Collection entries:
###
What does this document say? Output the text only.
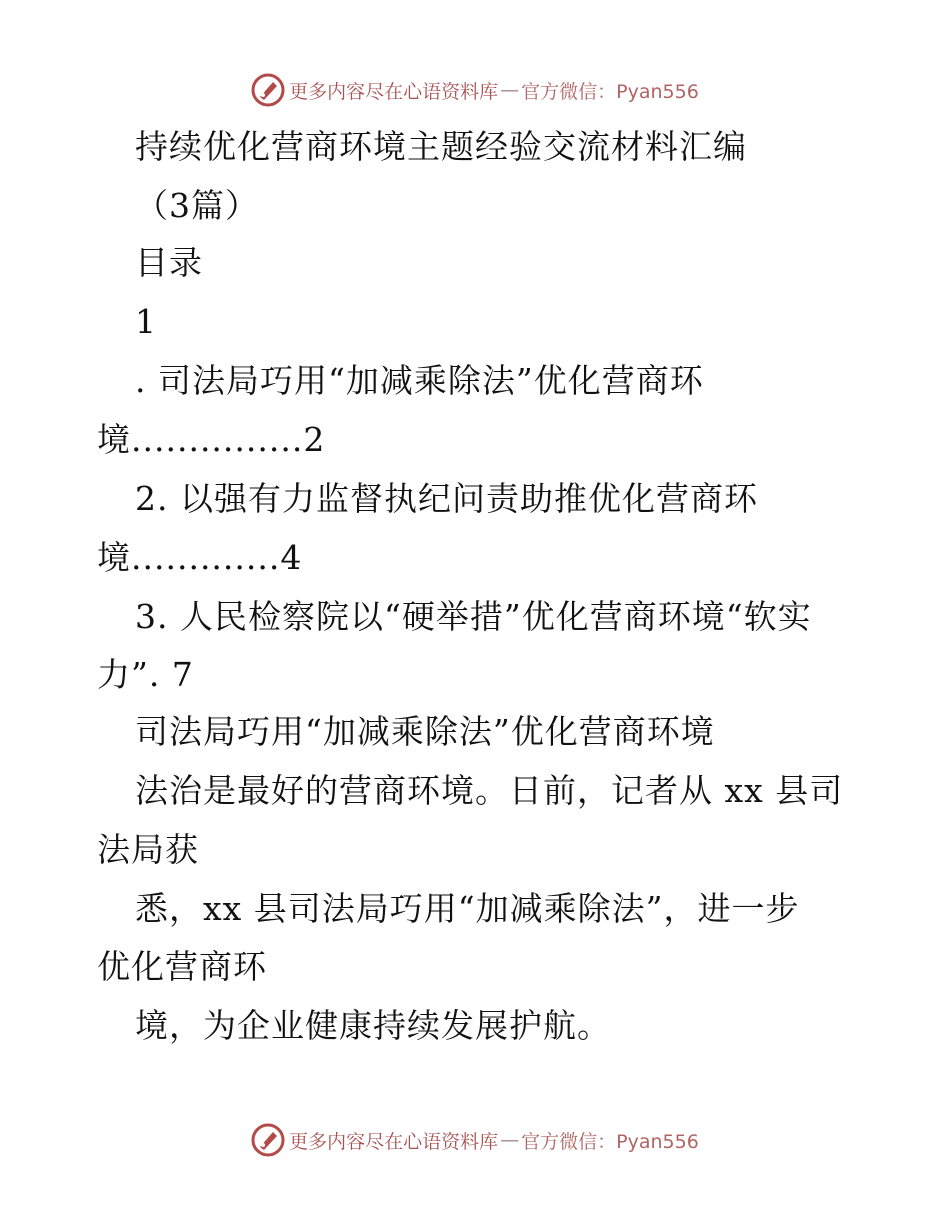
更多内容尽在心语资料库 — 官方微信：Pyan556
持续优化营商环境主题经验交流材料汇编
（3篇）
目录
1
. 司法局巧用“加减乘除法”优化营商环
境...............2
2. 以强有力监督执纪问责助推优化营商环
境.............4
3. 人民检察院以“硬举措”优化营商环境“软实
力”. 7
司法局巧用“加减乘除法”优化营商环境
法治是最好的营商环境。日前，记者从 xx 县司
法局获
悉，xx 县司法局巧用“加减乘除法”，进一步
优化营商环
境，为企业健康持续发展护航。
更多内容尽在心语资料库 — 官方微信：Pyan556
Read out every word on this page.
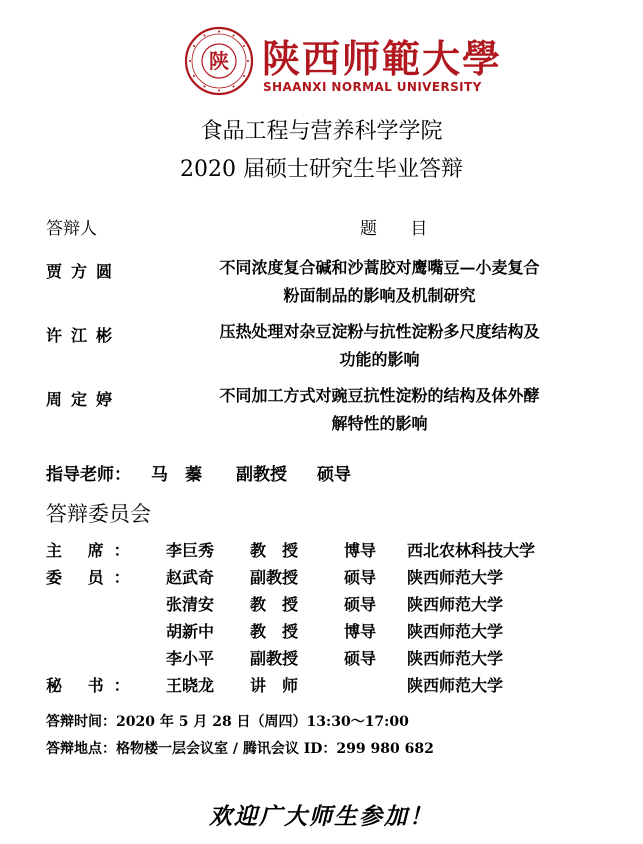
陕 陕西师範大學
SHAANXI NORMAL UNIVERSITY
食品工程与营养科学学院
2020 届硕士研究生毕业答辩
答辩人	题 目
贾方圆	不同浓度复合碱和沙蒿胶对鹰嘴豆—小麦复合
粉面制品的影响及机制研究
许江彬	压热处理对杂豆淀粉与抗性淀粉多尺度结构及
功能的影响
周定婷	不同加工方式对豌豆抗性淀粉的结构及体外酵
解特性的影响
指导老师： 马　蓁 副教授 硕导
答辩委员会
主 席： 李巨秀 教　授	博导 西北农林科技大学
委 员： 赵武奇 副教授	硕导 陕西师范大学
张清安 教　授	硕导 陕西师范大学
胡新中 教　授	博导 陕西师范大学
李小平 副教授	硕导 陕西师范大学
秘 书： 王晓龙 讲　师	陕西师范大学
答辩时间：2020 年 5 月 28 日（周四）13:30～17:00
答辩地点：格物楼一层会议室 / 腾讯会议 ID：299 980 682
欢迎广大师生参加！
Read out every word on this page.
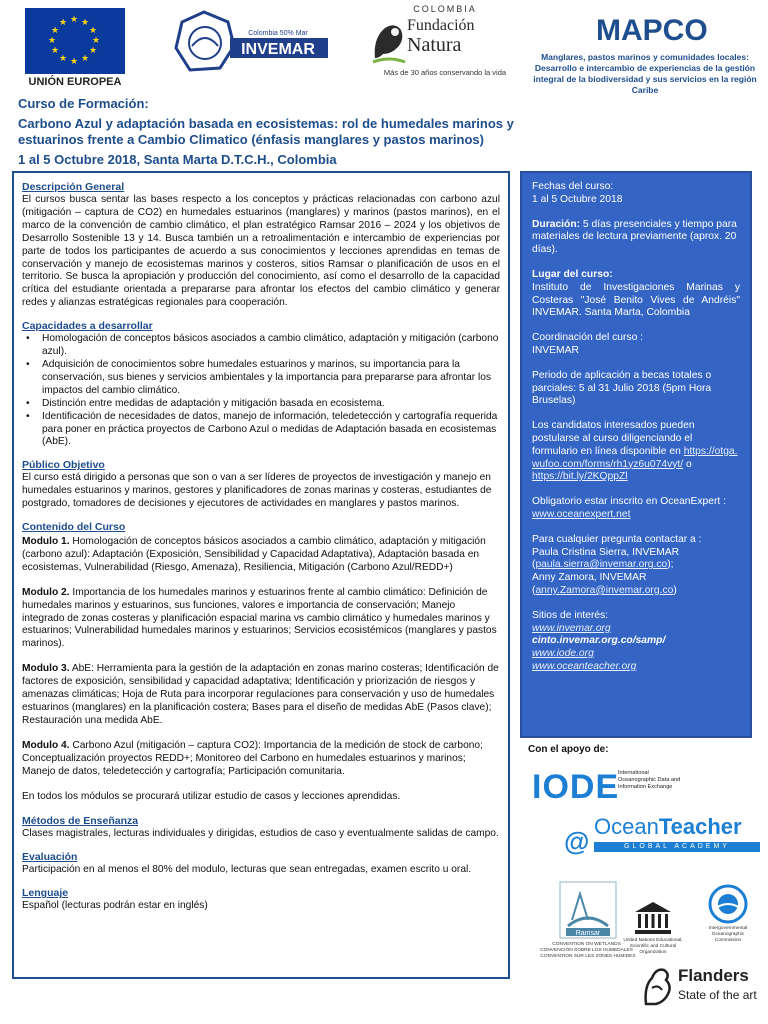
★ ★
★
★
★
★
★
★
★
★
★
★
UNIÓN EUROPEA
Colombia 50% Mar
INVEMAR
COLOMBIA
Fundación
Natura
Más de 30 años conservando la vida
MAPCO
Manglares, pastos marinos y comunidades locales: Desarrollo e intercambio de experiencias de la gestión integral de la biodiversidad y sus servicios en la región Caribe
Curso de Formación:
Carbono Azul y adaptación basada en ecosistemas: rol de humedales marinos y estuarinos frente a Cambio Climatico (énfasis manglares y pastos marinos)
1 al 5 Octubre 2018, Santa Marta D.T.C.H., Colombia
Descripción General
El cursos busca sentar las bases respecto a los conceptos y prácticas relacionadas con carbono azul (mitigación – captura de CO2) en humedales estuarinos (manglares) y marinos (pastos marinos), en el marco de la convención de cambio climático, el plan estratégico Ramsar 2016 – 2024 y los objetivos de Desarrollo Sostenible 13 y 14. Busca también un a retroalimentación e intercambio de experiencias por parte de todos los participantes de acuerdo a sus conocimientos y lecciones aprendidas en temas de conservación y manejo de ecosistemas marinos y costeros, sitios Ramsar o planificación de usos en el territorio. Se busca la apropiación y producción del conocimiento, así como el desarrollo de la capacidad crítica del estudiante orientada a prepararse para afrontar los efectos del cambio climático y generar redes y alianzas estratégicas regionales para cooperación.
Capacidades a desarrollar
• Homologación de conceptos básicos asociados a cambio climático, adaptación y mitigación (carbono azul).
• Adquisición de conocimientos sobre humedales estuarinos y marinos, su importancia para la conservación, sus bienes y servicios ambientales y la importancia para prepararse para afrontar los impactos del cambio climático.
• Distinción entre medidas de adaptación y mitigación basada en ecosistema.
• Identificación de necesidades de datos, manejo de información, teledetección y cartografía requerida para poner en práctica proyectos de Carbono Azul o medidas de Adaptación basada en ecosistemas (AbE).
Público Objetivo
El curso está dirigido a personas que son o van a ser líderes de proyectos de investigación y manejo en humedales estuarinos y marinos, gestores y planificadores de zonas marinas y costeras, estudiantes de postgrado, tomadores de decisiones y ejecutores de actividades en manglares y pastos marinos.
Contenido del Curso
Modulo 1. Homologación de conceptos básicos asociados a cambio climático, adaptación y mitigación (carbono azul): Adaptación (Exposición, Sensibilidad y Capacidad Adaptativa), Adaptación basada en ecosistemas, Vulnerabilidad (Riesgo, Amenaza), Resiliencia, Mitigación (Carbono Azul/REDD+)
Modulo 2. Importancia de los humedales marinos y estuarinos frente al cambio climático: Definición de humedales marinos y estuarinos, sus funciones, valores e importancia de conservación; Manejo integrado de zonas costeras y planificación espacial marina vs cambio climático y humedales marinos y estuarinos; Vulnerabilidad humedales marinos y estuarinos; Servicios ecosistémicos (manglares y pastos marinos).
Modulo 3. AbE: Herramienta para la gestión de la adaptación en zonas marino costeras; Identificación de factores de exposición, sensibilidad y capacidad adaptativa; Identificación y priorización de riesgos y amenazas climáticas; Hoja de Ruta para incorporar regulaciones para conservación y uso de humedales estuarinos (manglares) en la planificación costera; Bases para el diseño de medidas AbE (Pasos clave); Restauración una medida AbE.
Modulo 4. Carbono Azul (mitigación – captura CO2): Importancia de la medición de stock de carbono; Conceptualización proyectos REDD+; Monitoreo del Carbono en humedales estuarinos y marinos; Manejo de datos, teledetección y cartografía; Participación comunitaria.
En todos los módulos se procurará utilizar estudio de casos y lecciones aprendidas.
Métodos de Enseñanza
Clases magistrales, lecturas individuales y dirigidas, estudios de caso y eventualmente salidas de campo.
Evaluación
Participación en al menos el 80% del modulo, lecturas que sean entregadas, examen escrito u oral.
Lenguaje
Español (lecturas podrán estar en inglés)
Fechas del curso:
1 al 5 Octubre 2018
Duración: 5 días presenciales y tiempo para materiales de lectura previamente (aprox. 20 días).
Lugar del curso:
Instituto de Investigaciones Marinas y Costeras "José Benito Vives de Andréis" INVEMAR. Santa Marta, Colombia
Coordinación del curso :
INVEMAR
Periodo de aplicación a becas totales o parciales: 5 al 31 Julio 2018 (5pm Hora Bruselas)
Los candidatos interesados pueden postularse al curso diligenciando el formulario en línea disponible en https://otga.wufoo.com/forms/rh1yz6u074vyt/ o https://bit.ly/2KQppZl
Obligatorio estar inscrito en OceanExpert :
www.oceanexpert.net
Para cualquier pregunta contactar a :
Paula Cristina Sierra, INVEMAR
(paula.sierra@invemar.org.co);
Anny Zamora, INVEMAR
(anny.Zamora@invemar.org.co)
Sitios de interés:
www.invemar.org
cinto.invemar.org.co/samp/
www.iode.org
www.oceanteacher.org
Con el apoyo de:
IODE
International Oceanographic Data and Information Exchange
@ OceanTeacher
GLOBAL ACADEMY
Ramsar
CONVENTION ON WETLANDS · CONVENCIÓN SOBRE LOS HUMEDALES · CONVENTION SUR LES ZONES HUMIDES
United Nations Educational, Scientific and Cultural Organization
Intergovernmental Oceanographic Commission
Flanders
State of the art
###
■ **Instructions for the task**
Word for word, quote the lines above. Omit the pictures.

■ **Exercise result**
What does this document say? Output the text only.
更多内容尽在心语资料库 — 官方微信：Pyan556
持续优化营商环境主题经验交流材料汇编
（3篇）
目录
1
. 司法局巧用“加减乘除法”优化营商环
境...............2
2. 以强有力监督执纪问责助推优化营商环
境.............4
3. 人民检察院以“硬举措”优化营商环境“软实
力”. 7
司法局巧用“加减乘除法”优化营商环境
法治是最好的营商环境。日前，记者从 xx 县司
法局获
悉，xx 县司法局巧用“加减乘除法”，进一步
优化营商环
境，为企业健康持续发展护航。
更多内容尽在心语资料库 — 官方微信：Pyan556
Read out every word on this page.
陕 陕西师範大學
SHAANXI NORMAL UNIVERSITY
食品工程与营养科学学院
2020 届硕士研究生毕业答辩
答辩人	题 目
贾方圆	不同浓度复合碱和沙蒿胶对鹰嘴豆—小麦复合
粉面制品的影响及机制研究
许江彬	压热处理对杂豆淀粉与抗性淀粉多尺度结构及
功能的影响
周定婷	不同加工方式对豌豆抗性淀粉的结构及体外酵
解特性的影响
指导老师： 马　蓁 副教授 硕导
答辩委员会
主 席： 李巨秀 教　授	博导 西北农林科技大学
委 员： 赵武奇 副教授	硕导 陕西师范大学
张清安 教　授	硕导 陕西师范大学
胡新中 教　授	博导 陕西师范大学
李小平 副教授	硕导 陕西师范大学
秘 书： 王晓龙 讲　师	陕西师范大学
答辩时间：2020 年 5 月 28 日（周四）13:30～17:00
答辩地点：格物楼一层会议室 / 腾讯会议 ID：299 980 682
欢迎广大师生参加！
Read out every word on this page.
★ ★
★
★
★
★
★
★
★
★
★
★
UNIÓN EUROPEA
Colombia 50% Mar
INVEMAR
COLOMBIA
Fundación
Natura
Más de 30 años conservando la vida
MAPCO
Manglares, pastos marinos y comunidades locales: Desarrollo e intercambio de experiencias de la gestión integral de la biodiversidad y sus servicios en la región Caribe
Curso de Formación:
Carbono Azul y adaptación basada en ecosistemas: rol de humedales marinos y estuarinos frente a Cambio Climatico (énfasis manglares y pastos marinos)
1 al 5 Octubre 2018, Santa Marta D.T.C.H., Colombia
Descripción General
El cursos busca sentar las bases respecto a los conceptos y prácticas relacionadas con carbono azul (mitigación – captura de CO2) en humedales estuarinos (manglares) y marinos (pastos marinos), en el marco de la convención de cambio climático, el plan estratégico Ramsar 2016 – 2024 y los objetivos de Desarrollo Sostenible 13 y 14. Busca también un a retroalimentación e intercambio de experiencias por parte de todos los participantes de acuerdo a sus conocimientos y lecciones aprendidas en temas de conservación y manejo de ecosistemas marinos y costeros, sitios Ramsar o planificación de usos en el territorio. Se busca la apropiación y producción del conocimiento, así como el desarrollo de la capacidad crítica del estudiante orientada a prepararse para afrontar los efectos del cambio climático y generar redes y alianzas estratégicas regionales para cooperación.
Capacidades a desarrollar
• Homologación de conceptos básicos asociados a cambio climático, adaptación y mitigación (carbono azul).
• Adquisición de conocimientos sobre humedales estuarinos y marinos, su importancia para la conservación, sus bienes y servicios ambientales y la importancia para prepararse para afrontar los impactos del cambio climático.
• Distinción entre medidas de adaptación y mitigación basada en ecosistema.
• Identificación de necesidades de datos, manejo de información, teledetección y cartografía requerida para poner en práctica proyectos de Carbono Azul o medidas de Adaptación basada en ecosistemas (AbE).
Público Objetivo
El curso está dirigido a personas que son o van a ser líderes de proyectos de investigación y manejo en humedales estuarinos y marinos, gestores y planificadores de zonas marinas y costeras, estudiantes de postgrado, tomadores de decisiones y ejecutores de actividades en manglares y pastos marinos.
Contenido del Curso
Modulo 1. Homologación de conceptos básicos asociados a cambio climático, adaptación y mitigación (carbono azul): Adaptación (Exposición, Sensibilidad y Capacidad Adaptativa), Adaptación basada en ecosistemas, Vulnerabilidad (Riesgo, Amenaza), Resiliencia, Mitigación (Carbono Azul/REDD+)
Modulo 2. Importancia de los humedales marinos y estuarinos frente al cambio climático: Definición de humedales marinos y estuarinos, sus funciones, valores e importancia de conservación; Manejo integrado de zonas costeras y planificación espacial marina vs cambio climático y humedales marinos y estuarinos; Vulnerabilidad humedales marinos y estuarinos; Servicios ecosistémicos (manglares y pastos marinos).
Modulo 3. AbE: Herramienta para la gestión de la adaptación en zonas marino costeras; Identificación de factores de exposición, sensibilidad y capacidad adaptativa; Identificación y priorización de riesgos y amenazas climáticas; Hoja de Ruta para incorporar regulaciones para conservación y uso de humedales estuarinos (manglares) en la planificación costera; Bases para el diseño de medidas AbE (Pasos clave); Restauración una medida AbE.
Modulo 4. Carbono Azul (mitigación – captura CO2): Importancia de la medición de stock de carbono; Conceptualización proyectos REDD+; Monitoreo del Carbono en humedales estuarinos y marinos; Manejo de datos, teledetección y cartografía; Participación comunitaria.
En todos los módulos se procurará utilizar estudio de casos y lecciones aprendidas.
Métodos de Enseñanza
Clases magistrales, lecturas individuales y dirigidas, estudios de caso y eventualmente salidas de campo.
Evaluación
Participación en al menos el 80% del modulo, lecturas que sean entregadas, examen escrito u oral.
Lenguaje
Español (lecturas podrán estar en inglés)
Fechas del curso:
1 al 5 Octubre 2018
Duración: 5 días presenciales y tiempo para materiales de lectura previamente (aprox. 20 días).
Lugar del curso:
Instituto de Investigaciones Marinas y Costeras "José Benito Vives de Andréis" INVEMAR. Santa Marta, Colombia
Coordinación del curso :
INVEMAR
Periodo de aplicación a becas totales o parciales: 5 al 31 Julio 2018 (5pm Hora Bruselas)
Los candidatos interesados pueden postularse al curso diligenciando el formulario en línea disponible en https://otga.wufoo.com/forms/rh1yz6u074vyt/ o https://bit.ly/2KQppZl
Obligatorio estar inscrito en OceanExpert :
www.oceanexpert.net
Para cualquier pregunta contactar a :
Paula Cristina Sierra, INVEMAR
(paula.sierra@invemar.org.co);
Anny Zamora, INVEMAR
(anny.Zamora@invemar.org.co)
Sitios de interés:
www.invemar.org
cinto.invemar.org.co/samp/
www.iode.org
www.oceanteacher.org
Con el apoyo de:
IODE
International Oceanographic Data and Information Exchange
@ OceanTeacher
GLOBAL ACADEMY
Ramsar
CONVENTION ON WETLANDS · CONVENCIÓN SOBRE LOS HUMEDALES · CONVENTION SUR LES ZONES HUMIDES
United Nations Educational, Scientific and Cultural Organization
Intergovernmental Oceanographic Commission
Flanders
State of the art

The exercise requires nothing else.